> **PROBLEM DETAILS**:
Sort through the entries below and pull out lines containing the word "Insérer".

> **SUPPLIED ENTRIES**:
++++++++++

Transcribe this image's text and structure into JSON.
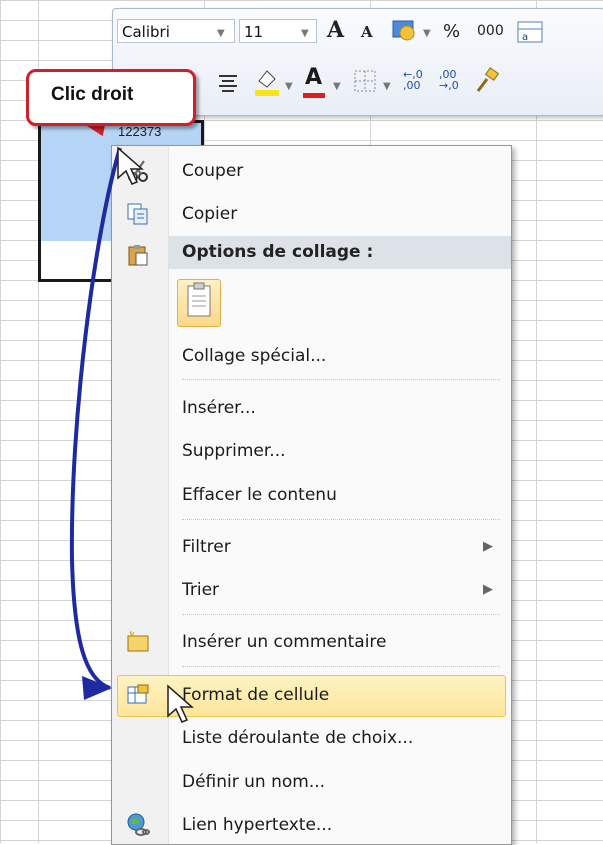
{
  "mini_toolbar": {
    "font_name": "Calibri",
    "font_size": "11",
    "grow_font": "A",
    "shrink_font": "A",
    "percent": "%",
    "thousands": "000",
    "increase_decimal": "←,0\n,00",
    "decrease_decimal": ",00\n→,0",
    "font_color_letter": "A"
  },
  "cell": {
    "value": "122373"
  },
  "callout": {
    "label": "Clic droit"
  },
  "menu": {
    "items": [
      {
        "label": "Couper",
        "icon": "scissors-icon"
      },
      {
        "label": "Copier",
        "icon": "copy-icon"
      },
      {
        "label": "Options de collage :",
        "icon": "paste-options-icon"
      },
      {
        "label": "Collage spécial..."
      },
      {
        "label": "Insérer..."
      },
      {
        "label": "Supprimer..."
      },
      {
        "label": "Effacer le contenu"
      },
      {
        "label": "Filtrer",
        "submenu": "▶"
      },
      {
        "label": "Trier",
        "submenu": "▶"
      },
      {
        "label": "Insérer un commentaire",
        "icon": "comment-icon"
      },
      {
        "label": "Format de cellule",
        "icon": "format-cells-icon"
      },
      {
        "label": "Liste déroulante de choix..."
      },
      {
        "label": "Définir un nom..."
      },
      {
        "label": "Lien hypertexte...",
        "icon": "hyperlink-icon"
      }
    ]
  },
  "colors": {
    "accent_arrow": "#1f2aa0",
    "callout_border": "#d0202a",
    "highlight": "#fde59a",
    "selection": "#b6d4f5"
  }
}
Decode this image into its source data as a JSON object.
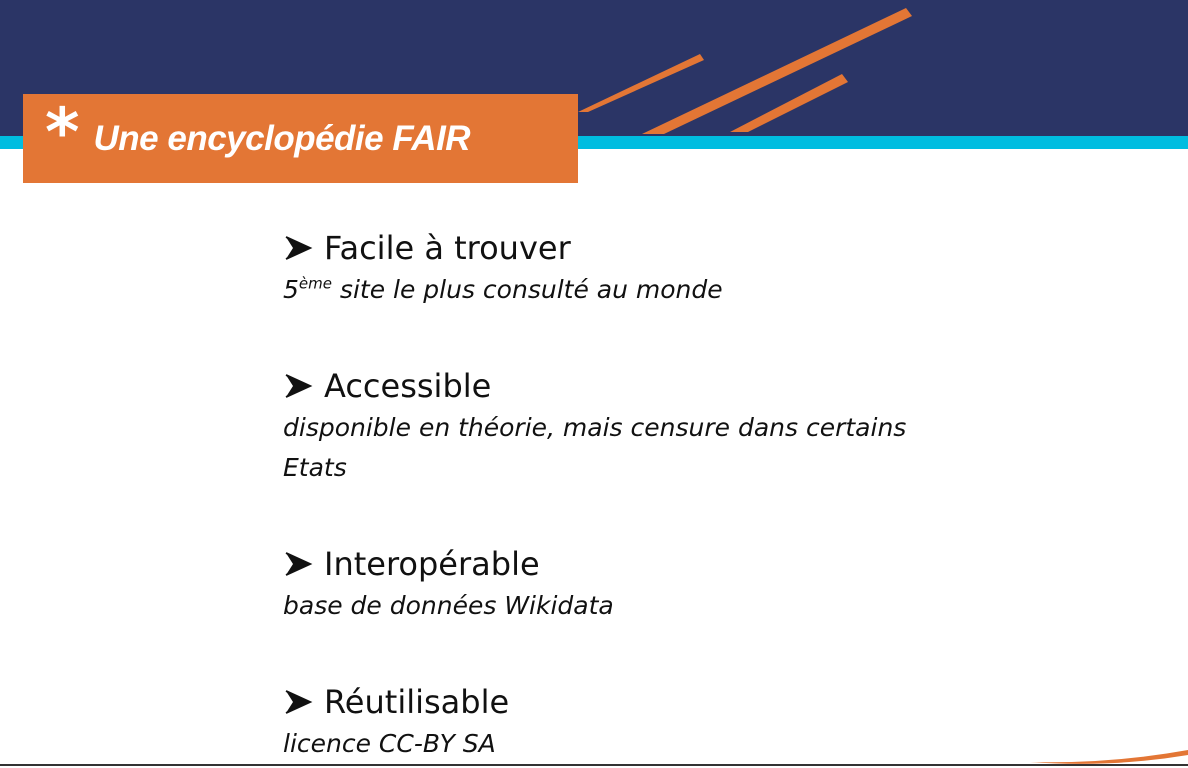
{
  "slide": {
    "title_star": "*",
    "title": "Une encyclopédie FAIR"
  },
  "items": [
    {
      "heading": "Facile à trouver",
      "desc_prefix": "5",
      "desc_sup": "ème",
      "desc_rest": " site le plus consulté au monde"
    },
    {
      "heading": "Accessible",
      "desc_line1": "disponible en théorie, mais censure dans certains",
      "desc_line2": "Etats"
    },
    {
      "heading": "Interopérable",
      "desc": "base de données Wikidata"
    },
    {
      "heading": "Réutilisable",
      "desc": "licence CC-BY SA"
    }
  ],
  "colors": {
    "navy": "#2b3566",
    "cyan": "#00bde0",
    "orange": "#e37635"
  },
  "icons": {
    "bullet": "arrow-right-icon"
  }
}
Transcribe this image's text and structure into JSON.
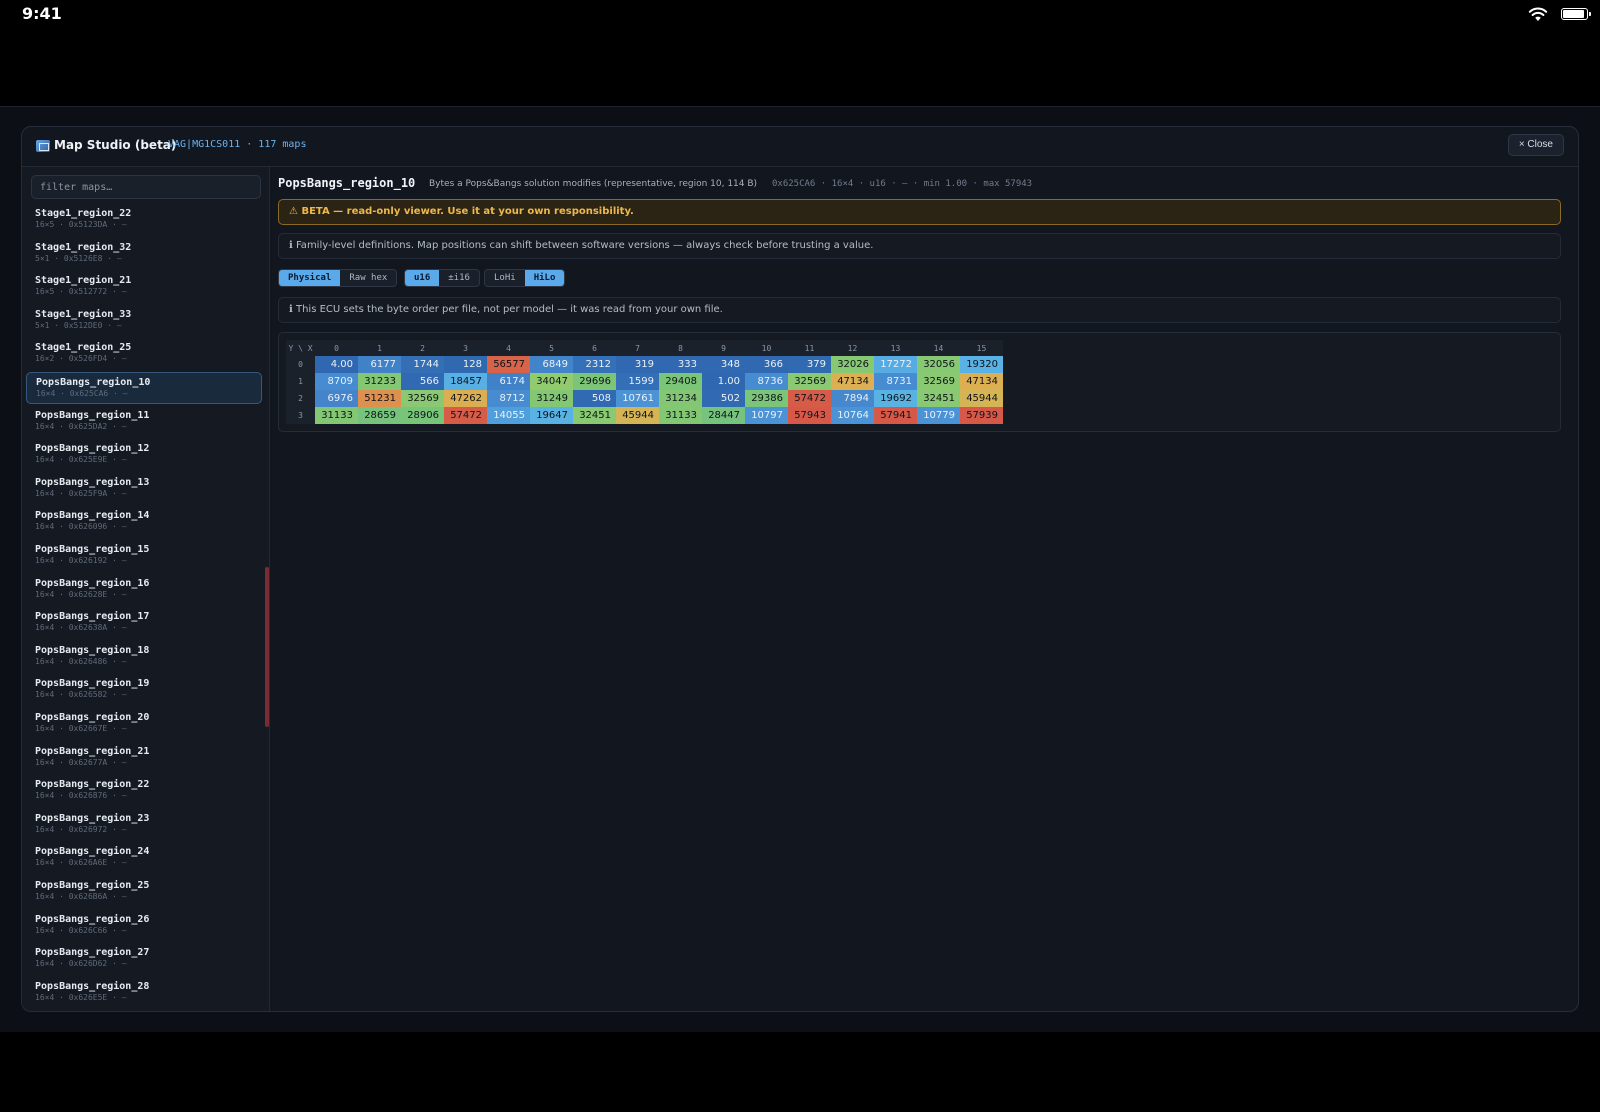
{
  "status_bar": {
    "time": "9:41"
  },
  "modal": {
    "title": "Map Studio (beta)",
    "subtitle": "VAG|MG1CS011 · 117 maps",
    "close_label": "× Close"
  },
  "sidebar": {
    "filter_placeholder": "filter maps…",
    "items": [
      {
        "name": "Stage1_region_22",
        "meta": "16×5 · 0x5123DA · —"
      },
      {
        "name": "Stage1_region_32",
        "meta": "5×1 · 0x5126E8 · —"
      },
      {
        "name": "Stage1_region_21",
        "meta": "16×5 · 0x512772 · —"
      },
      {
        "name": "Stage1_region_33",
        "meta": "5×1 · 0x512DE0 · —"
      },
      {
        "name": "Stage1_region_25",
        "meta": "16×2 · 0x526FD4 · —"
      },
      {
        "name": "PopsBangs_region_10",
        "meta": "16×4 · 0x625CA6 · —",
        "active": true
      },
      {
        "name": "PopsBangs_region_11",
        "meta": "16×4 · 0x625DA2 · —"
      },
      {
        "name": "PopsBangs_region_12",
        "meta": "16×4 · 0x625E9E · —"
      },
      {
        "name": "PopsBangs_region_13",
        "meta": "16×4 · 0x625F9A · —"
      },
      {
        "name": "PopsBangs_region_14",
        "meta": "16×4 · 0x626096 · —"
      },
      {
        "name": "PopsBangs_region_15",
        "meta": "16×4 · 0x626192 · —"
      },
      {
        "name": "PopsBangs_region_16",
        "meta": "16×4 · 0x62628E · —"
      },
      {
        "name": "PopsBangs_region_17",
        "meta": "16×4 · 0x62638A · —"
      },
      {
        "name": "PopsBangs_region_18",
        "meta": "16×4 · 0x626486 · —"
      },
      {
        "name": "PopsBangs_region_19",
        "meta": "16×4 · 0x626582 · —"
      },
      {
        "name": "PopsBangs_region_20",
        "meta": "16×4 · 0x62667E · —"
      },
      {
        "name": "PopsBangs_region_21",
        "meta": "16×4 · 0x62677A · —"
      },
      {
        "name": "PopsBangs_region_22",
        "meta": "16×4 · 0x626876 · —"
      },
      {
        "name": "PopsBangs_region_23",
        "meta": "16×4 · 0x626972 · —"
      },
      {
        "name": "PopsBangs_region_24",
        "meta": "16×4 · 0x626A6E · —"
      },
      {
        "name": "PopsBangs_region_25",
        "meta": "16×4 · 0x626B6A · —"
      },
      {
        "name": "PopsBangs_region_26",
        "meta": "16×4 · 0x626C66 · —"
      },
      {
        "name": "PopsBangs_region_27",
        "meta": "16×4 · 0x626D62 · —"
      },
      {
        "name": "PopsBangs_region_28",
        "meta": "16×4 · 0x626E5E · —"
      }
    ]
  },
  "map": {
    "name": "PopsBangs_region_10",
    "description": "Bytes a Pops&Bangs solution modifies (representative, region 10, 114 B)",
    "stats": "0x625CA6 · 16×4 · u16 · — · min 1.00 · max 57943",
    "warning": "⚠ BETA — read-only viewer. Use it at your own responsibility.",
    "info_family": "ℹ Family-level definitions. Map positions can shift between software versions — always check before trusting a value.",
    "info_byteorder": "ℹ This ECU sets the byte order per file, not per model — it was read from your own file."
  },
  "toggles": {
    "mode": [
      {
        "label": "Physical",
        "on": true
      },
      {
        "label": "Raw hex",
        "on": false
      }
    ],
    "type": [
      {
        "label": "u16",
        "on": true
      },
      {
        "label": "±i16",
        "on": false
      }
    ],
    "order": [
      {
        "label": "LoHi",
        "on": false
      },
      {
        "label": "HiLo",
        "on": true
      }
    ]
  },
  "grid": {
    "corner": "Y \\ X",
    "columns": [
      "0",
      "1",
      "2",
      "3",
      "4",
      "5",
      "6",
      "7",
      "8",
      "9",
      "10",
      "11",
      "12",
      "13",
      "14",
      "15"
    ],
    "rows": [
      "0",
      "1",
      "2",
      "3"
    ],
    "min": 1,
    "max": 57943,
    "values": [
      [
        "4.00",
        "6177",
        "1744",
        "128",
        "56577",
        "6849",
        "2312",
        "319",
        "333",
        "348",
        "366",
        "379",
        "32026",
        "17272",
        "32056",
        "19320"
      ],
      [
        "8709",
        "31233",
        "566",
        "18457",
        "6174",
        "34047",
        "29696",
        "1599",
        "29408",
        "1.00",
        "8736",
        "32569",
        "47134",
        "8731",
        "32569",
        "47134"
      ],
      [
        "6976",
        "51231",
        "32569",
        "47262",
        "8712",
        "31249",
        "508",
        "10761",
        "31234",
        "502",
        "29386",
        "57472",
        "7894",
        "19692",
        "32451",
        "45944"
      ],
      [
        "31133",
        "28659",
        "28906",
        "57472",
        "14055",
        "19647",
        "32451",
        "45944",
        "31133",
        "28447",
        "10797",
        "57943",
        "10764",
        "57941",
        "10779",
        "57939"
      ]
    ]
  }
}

++++++++++

> **WRITTEN RESPONSE**:
        "label": "Insérer..."
        "label": "Insérer un commentaire",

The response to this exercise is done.